■ **Extracted records**
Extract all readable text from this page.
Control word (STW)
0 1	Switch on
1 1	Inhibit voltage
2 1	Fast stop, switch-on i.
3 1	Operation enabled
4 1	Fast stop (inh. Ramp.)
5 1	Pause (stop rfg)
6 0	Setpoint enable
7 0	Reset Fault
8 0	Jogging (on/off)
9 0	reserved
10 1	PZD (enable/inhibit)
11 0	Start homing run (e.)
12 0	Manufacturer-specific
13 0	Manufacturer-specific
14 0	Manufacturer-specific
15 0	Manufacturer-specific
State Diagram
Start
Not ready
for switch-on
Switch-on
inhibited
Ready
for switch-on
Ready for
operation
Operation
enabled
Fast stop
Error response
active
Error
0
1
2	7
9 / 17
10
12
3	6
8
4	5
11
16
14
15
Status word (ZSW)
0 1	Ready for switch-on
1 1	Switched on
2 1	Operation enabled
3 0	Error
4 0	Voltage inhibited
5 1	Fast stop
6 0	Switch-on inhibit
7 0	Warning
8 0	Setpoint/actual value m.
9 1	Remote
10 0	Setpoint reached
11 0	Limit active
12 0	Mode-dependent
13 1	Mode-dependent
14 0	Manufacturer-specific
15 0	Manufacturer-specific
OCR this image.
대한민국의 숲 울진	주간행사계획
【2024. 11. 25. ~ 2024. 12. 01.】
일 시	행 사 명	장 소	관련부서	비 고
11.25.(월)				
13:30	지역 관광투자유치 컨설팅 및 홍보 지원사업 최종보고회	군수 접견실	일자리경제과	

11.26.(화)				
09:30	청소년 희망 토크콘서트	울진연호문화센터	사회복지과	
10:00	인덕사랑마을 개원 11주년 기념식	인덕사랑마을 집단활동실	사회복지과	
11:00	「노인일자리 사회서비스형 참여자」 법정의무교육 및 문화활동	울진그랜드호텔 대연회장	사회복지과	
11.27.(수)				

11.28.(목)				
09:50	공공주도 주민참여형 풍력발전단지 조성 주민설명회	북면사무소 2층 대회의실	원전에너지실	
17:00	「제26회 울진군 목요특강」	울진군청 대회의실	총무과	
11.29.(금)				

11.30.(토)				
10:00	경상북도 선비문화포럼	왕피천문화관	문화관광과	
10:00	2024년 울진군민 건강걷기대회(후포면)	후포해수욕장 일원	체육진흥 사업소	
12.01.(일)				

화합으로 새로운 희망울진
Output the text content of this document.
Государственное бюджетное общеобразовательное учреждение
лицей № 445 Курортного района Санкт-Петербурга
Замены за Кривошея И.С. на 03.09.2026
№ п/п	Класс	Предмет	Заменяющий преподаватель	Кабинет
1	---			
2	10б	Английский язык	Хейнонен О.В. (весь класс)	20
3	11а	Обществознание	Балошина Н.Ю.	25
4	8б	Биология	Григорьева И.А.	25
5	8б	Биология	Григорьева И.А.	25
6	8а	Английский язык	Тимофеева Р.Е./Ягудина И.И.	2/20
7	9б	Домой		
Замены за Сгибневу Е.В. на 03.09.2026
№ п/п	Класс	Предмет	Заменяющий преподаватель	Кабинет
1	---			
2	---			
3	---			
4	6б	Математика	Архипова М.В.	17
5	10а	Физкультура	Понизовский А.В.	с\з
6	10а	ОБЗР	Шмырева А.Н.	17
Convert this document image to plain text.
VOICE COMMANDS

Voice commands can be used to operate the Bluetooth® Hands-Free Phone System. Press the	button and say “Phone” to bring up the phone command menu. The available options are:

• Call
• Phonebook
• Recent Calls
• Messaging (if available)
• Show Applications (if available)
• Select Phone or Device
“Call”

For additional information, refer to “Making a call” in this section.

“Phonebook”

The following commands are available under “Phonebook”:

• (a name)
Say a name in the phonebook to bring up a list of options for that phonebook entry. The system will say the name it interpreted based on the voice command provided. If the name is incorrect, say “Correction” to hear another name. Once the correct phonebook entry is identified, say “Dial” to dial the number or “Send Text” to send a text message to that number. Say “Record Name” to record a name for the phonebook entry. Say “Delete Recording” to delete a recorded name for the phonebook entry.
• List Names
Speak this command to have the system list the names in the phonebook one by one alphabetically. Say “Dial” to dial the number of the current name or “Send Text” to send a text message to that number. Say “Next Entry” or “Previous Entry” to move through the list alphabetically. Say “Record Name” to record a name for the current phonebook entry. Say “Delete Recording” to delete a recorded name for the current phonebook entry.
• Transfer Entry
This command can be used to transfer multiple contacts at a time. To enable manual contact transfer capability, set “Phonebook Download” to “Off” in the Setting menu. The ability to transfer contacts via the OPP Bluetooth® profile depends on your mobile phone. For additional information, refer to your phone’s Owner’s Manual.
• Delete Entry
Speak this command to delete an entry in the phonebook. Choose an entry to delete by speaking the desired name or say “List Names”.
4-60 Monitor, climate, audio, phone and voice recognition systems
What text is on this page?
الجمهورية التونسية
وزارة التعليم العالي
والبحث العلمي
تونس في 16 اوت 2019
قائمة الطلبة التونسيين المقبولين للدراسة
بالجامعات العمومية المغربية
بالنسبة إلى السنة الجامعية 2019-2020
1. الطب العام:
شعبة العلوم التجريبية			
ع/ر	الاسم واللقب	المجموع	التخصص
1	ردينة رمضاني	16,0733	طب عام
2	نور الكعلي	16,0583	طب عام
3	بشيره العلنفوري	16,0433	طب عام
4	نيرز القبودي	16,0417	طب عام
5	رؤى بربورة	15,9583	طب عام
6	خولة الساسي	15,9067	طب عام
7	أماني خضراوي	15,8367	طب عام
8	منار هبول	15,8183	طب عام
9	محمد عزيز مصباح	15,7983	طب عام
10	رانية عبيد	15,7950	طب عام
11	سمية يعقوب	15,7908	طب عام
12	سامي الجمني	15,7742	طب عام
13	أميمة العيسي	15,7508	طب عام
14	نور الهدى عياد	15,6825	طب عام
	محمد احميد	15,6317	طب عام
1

■ **Goal**
Find the lines above holding the word "محمد" and show them.

■ **Result of the task**
9	محمد عزيز مصباح	15,7983	طب عام
	محمد احميد	15,6317	طب عام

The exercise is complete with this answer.